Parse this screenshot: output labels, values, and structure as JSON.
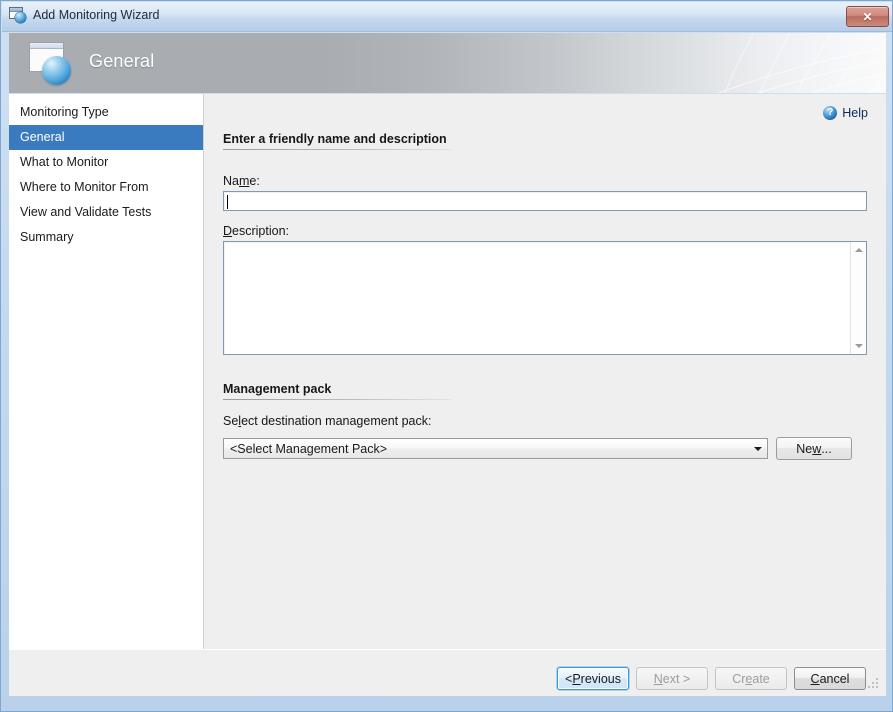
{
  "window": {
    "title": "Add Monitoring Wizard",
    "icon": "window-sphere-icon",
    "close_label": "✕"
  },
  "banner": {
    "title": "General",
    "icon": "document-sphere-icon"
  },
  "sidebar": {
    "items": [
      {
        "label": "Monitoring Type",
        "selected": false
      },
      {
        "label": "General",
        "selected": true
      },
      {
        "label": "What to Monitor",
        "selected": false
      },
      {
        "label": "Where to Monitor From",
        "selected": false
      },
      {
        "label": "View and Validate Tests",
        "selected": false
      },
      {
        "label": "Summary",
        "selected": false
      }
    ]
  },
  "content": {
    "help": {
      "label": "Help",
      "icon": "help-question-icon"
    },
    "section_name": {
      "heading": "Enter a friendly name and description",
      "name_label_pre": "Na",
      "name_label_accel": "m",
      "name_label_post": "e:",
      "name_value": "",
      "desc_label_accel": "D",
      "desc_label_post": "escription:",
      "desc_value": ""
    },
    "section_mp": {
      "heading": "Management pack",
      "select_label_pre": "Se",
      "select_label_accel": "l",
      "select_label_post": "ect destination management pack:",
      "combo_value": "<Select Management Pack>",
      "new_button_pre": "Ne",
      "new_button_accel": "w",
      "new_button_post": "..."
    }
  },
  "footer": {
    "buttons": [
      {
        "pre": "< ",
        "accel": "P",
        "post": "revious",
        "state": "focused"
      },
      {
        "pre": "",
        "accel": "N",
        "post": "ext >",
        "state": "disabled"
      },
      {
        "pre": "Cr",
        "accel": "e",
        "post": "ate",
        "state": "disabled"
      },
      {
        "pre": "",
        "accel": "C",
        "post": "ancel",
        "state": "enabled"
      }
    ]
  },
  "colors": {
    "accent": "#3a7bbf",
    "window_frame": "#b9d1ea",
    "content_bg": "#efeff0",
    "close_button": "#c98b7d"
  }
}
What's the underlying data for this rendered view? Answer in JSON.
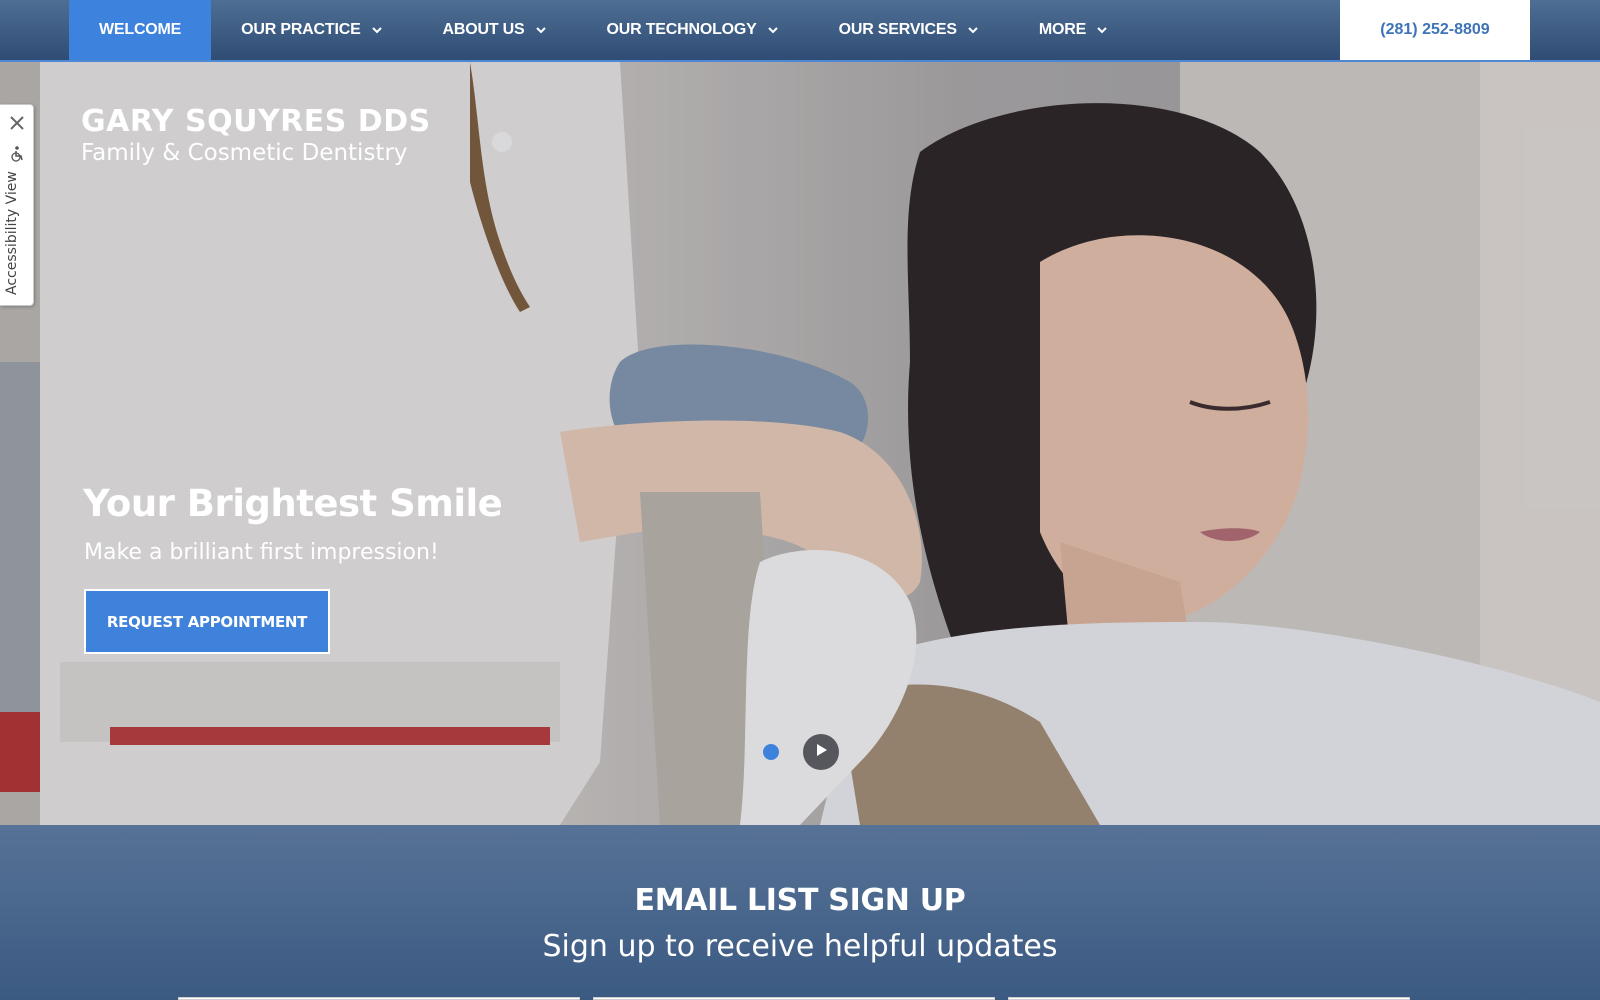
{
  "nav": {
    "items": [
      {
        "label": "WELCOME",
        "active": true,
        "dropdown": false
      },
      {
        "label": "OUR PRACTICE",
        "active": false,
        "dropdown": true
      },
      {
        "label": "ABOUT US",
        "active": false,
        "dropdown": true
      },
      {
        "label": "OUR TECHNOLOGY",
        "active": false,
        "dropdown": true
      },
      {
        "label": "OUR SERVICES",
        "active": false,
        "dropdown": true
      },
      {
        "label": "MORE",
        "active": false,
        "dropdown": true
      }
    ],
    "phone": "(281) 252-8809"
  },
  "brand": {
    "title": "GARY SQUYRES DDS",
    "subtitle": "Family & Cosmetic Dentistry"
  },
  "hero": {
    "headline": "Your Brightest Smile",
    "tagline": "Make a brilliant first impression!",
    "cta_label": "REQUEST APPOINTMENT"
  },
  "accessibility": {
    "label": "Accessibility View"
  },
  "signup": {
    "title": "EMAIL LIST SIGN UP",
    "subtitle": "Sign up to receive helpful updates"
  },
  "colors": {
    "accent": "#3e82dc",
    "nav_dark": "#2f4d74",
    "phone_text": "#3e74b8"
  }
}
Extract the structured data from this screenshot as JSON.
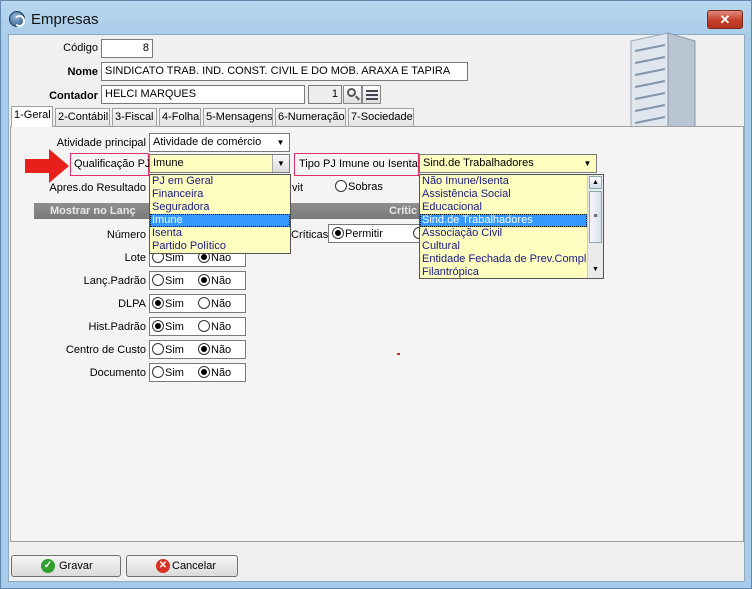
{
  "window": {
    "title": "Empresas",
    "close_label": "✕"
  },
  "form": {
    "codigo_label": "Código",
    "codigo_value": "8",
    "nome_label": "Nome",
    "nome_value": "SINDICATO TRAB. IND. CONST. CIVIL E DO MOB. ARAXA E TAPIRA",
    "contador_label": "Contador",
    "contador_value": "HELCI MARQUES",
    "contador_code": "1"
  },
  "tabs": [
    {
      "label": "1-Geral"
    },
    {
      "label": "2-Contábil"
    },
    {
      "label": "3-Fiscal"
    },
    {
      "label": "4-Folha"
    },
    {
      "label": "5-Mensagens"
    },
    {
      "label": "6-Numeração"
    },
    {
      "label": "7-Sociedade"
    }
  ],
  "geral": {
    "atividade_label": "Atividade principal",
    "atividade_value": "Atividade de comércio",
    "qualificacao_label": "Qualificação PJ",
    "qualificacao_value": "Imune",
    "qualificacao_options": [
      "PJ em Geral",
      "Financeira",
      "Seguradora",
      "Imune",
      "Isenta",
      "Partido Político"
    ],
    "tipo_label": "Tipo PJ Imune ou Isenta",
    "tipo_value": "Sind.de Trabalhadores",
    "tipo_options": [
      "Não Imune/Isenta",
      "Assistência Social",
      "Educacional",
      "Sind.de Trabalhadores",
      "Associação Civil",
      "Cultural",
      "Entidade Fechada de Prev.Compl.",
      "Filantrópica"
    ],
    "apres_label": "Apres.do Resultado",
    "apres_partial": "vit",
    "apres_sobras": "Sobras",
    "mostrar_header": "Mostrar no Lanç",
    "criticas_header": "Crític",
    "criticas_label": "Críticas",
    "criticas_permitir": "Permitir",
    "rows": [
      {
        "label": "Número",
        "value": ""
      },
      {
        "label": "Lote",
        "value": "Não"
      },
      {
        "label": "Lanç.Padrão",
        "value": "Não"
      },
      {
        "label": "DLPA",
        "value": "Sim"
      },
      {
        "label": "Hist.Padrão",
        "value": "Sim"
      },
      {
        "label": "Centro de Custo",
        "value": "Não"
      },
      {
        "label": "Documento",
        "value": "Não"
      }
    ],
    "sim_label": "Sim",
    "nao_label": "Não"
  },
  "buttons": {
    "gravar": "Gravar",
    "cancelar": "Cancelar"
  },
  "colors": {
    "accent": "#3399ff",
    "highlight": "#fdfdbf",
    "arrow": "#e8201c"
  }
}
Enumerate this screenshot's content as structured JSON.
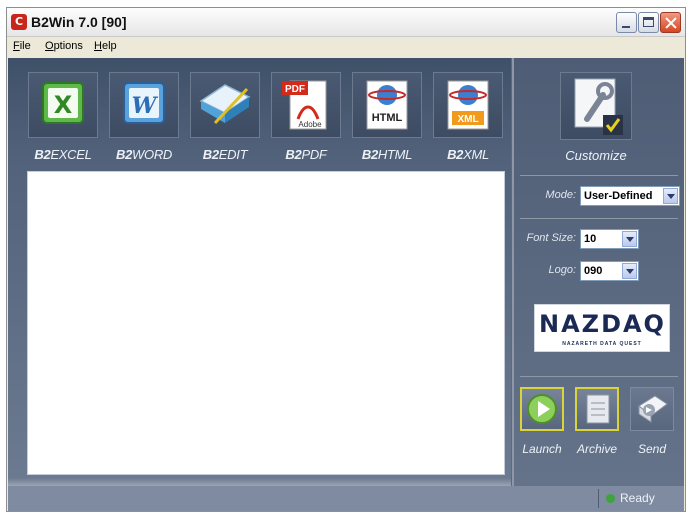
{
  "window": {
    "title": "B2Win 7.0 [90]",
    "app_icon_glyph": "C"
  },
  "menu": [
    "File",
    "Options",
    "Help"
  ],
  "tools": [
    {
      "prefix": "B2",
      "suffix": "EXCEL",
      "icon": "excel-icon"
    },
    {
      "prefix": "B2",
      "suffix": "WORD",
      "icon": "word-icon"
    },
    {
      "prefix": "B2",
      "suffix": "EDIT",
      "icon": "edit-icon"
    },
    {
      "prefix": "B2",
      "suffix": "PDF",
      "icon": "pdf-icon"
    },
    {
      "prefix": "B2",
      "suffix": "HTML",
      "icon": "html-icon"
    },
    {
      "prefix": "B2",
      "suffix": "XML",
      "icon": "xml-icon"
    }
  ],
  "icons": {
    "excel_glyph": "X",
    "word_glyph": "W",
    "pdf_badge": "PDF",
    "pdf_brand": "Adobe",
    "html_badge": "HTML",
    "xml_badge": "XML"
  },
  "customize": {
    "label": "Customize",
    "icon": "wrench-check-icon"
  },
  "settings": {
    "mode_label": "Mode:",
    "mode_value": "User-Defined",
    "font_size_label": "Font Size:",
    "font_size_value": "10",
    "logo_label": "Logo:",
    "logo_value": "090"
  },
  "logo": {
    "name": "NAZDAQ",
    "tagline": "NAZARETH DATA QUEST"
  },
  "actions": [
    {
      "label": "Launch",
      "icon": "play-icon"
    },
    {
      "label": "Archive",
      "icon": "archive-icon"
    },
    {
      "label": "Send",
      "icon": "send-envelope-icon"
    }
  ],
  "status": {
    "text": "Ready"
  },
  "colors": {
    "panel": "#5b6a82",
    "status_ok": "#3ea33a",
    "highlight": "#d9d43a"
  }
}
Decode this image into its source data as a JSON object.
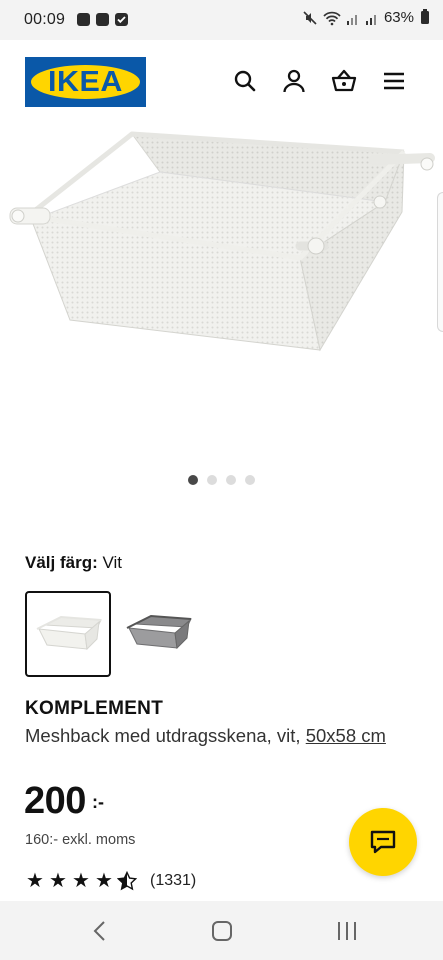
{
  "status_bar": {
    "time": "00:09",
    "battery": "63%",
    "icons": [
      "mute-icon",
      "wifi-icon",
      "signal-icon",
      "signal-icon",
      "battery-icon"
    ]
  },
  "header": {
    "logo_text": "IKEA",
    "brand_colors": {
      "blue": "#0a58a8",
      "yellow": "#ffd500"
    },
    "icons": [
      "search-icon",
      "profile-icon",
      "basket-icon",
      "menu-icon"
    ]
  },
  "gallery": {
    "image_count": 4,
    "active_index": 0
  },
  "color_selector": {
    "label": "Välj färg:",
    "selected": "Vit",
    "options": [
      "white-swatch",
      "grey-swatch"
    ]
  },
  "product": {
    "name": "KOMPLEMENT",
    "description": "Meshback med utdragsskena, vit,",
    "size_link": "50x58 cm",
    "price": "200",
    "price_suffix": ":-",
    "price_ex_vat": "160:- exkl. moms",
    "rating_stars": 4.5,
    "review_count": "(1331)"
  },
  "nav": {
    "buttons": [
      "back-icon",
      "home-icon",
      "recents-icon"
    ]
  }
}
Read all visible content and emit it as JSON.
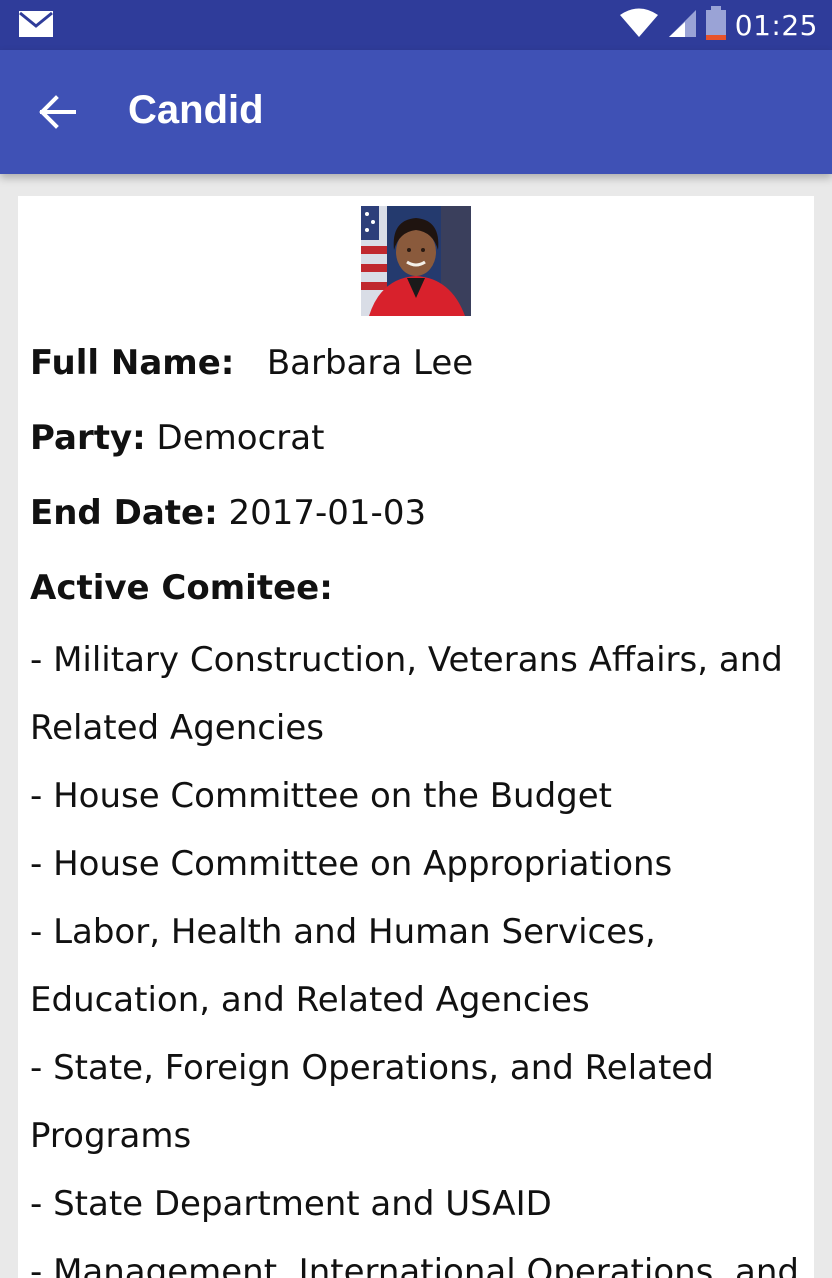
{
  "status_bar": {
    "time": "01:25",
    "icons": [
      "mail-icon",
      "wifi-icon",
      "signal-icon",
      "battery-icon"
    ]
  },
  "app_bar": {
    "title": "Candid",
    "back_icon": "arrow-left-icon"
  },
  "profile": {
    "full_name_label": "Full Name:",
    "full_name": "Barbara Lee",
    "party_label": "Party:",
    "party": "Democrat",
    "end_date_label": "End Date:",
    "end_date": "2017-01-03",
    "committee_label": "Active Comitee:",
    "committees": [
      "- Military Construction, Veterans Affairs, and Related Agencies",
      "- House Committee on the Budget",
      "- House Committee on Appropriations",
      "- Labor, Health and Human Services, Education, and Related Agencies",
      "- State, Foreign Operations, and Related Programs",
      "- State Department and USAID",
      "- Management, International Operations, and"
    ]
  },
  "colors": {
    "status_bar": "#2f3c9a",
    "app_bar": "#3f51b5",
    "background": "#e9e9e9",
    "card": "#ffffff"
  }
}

^^^^^^^^

_WRITTEN INSTRUCTION:_ Determine how many lines include the string "subtitle". Give no answer but the number.

_ANSWER IN FULL:_ 2